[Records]
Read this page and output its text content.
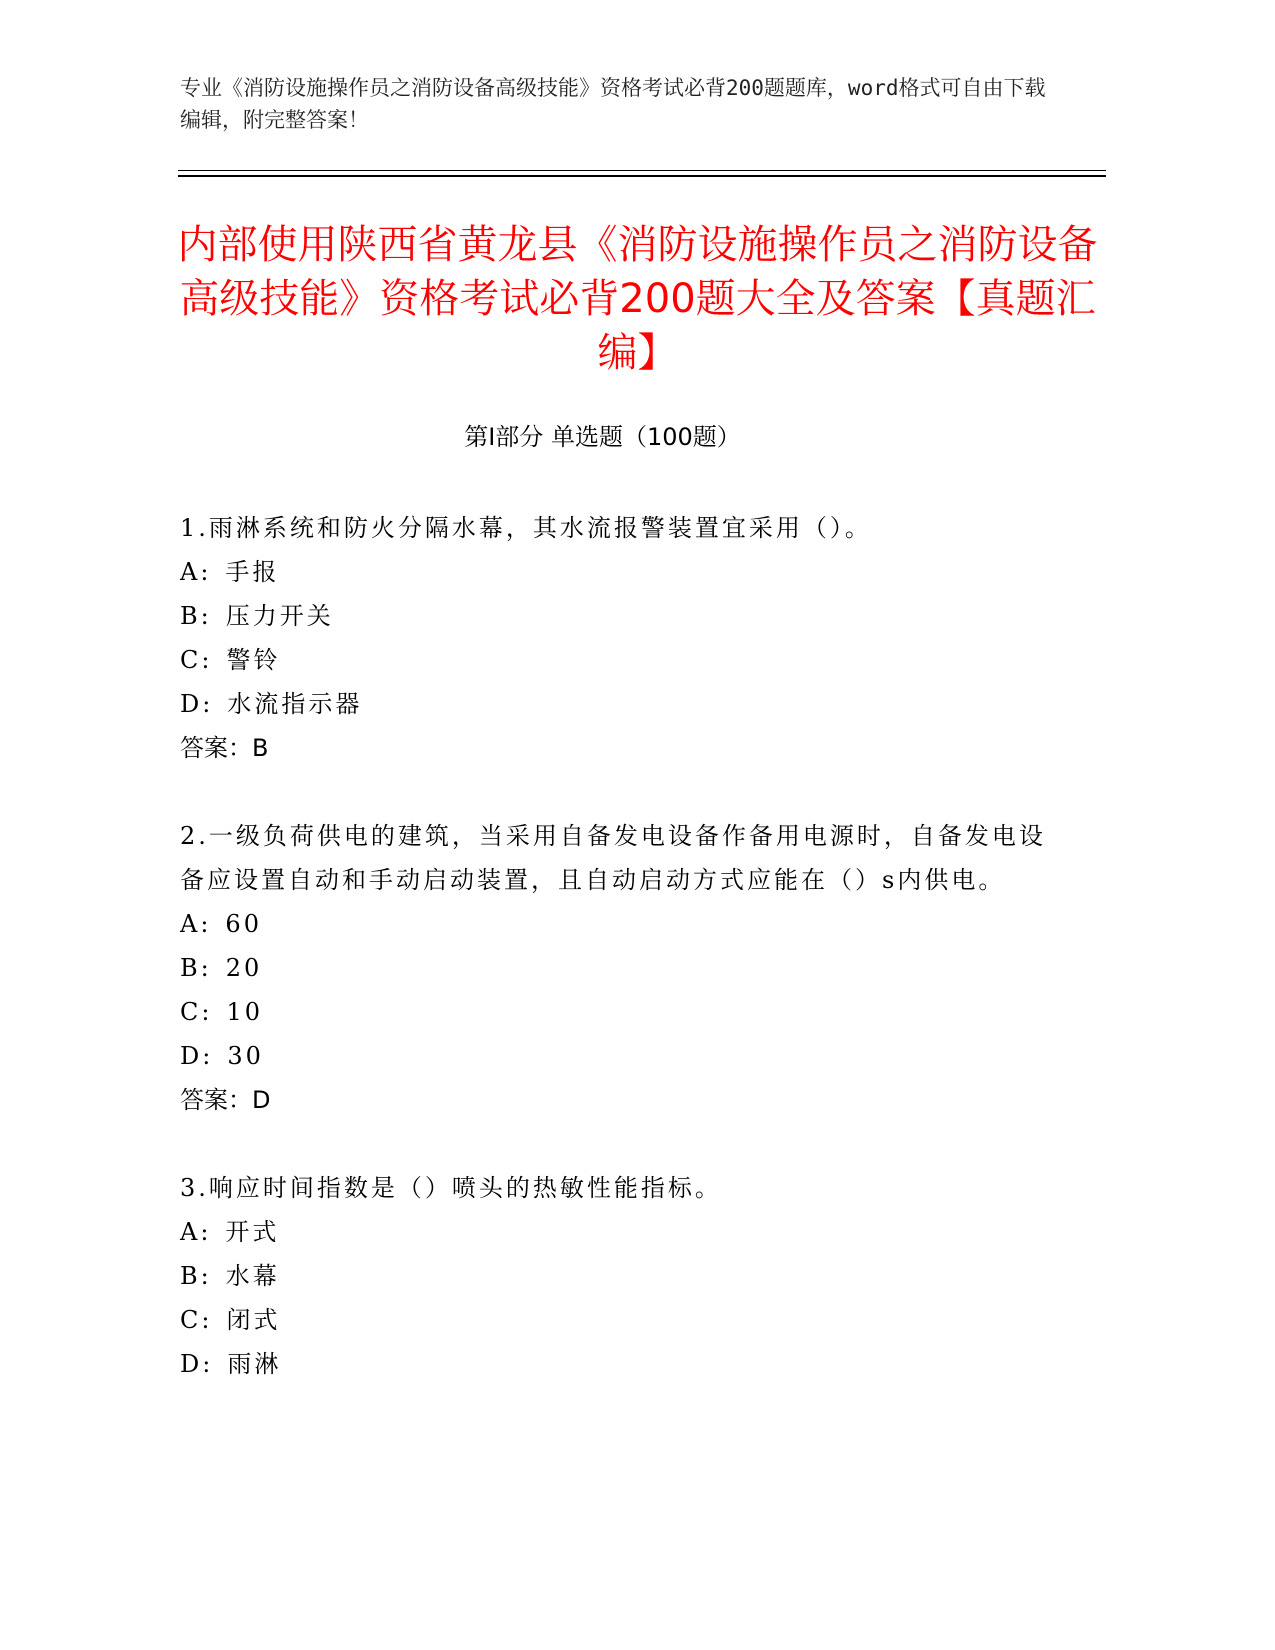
专业《消防设施操作员之消防设备高级技能》资格考试必背200题题库，word格式可自由下载编辑，附完整答案！
内部使用陕西省黄龙县《消防设施操作员之消防设备高级技能》资格考试必背200题大全及答案【真题汇编】
第Ⅰ部分 单选题（100题）
1.雨淋系统和防火分隔水幕，其水流报警装置宜采用（）。
A: 手报
B: 压力开关
C: 警铃
D: 水流指示器
答案：B
2.一级负荷供电的建筑，当采用自备发电设备作备用电源时，自备发电设备应设置自动和手动启动装置，且自动启动方式应能在（）s内供电。
A: 60
B: 20
C: 10
D: 30
答案：D
3.响应时间指数是（）喷头的热敏性能指标。
A: 开式
B: 水幕
C: 闭式
D: 雨淋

• [THE PROBLEM]:
Every line above should be returned word for word, with the pictures left behind.

• [THE RESPONSE]:
Read this page and output its text content.
专业《消防设施操作员之消防设备高级技能》资格考试必背200题题库，word格式可自由下载编辑，附完整答案！
内部使用陕西省黄龙县《消防设施操作员之消防设备高级技能》资格考试必背200题大全及答案【真题汇编】
第Ⅰ部分 单选题（100题）
1.雨淋系统和防火分隔水幕，其水流报警装置宜采用（）。
A: 手报
B: 压力开关
C: 警铃
D: 水流指示器
答案：B
2.一级负荷供电的建筑，当采用自备发电设备作备用电源时，自备发电设备应设置自动和手动启动装置，且自动启动方式应能在（）s内供电。
A: 60
B: 20
C: 10
D: 30
答案：D
3.响应时间指数是（）喷头的热敏性能指标。
A: 开式
B: 水幕
C: 闭式
D: 雨淋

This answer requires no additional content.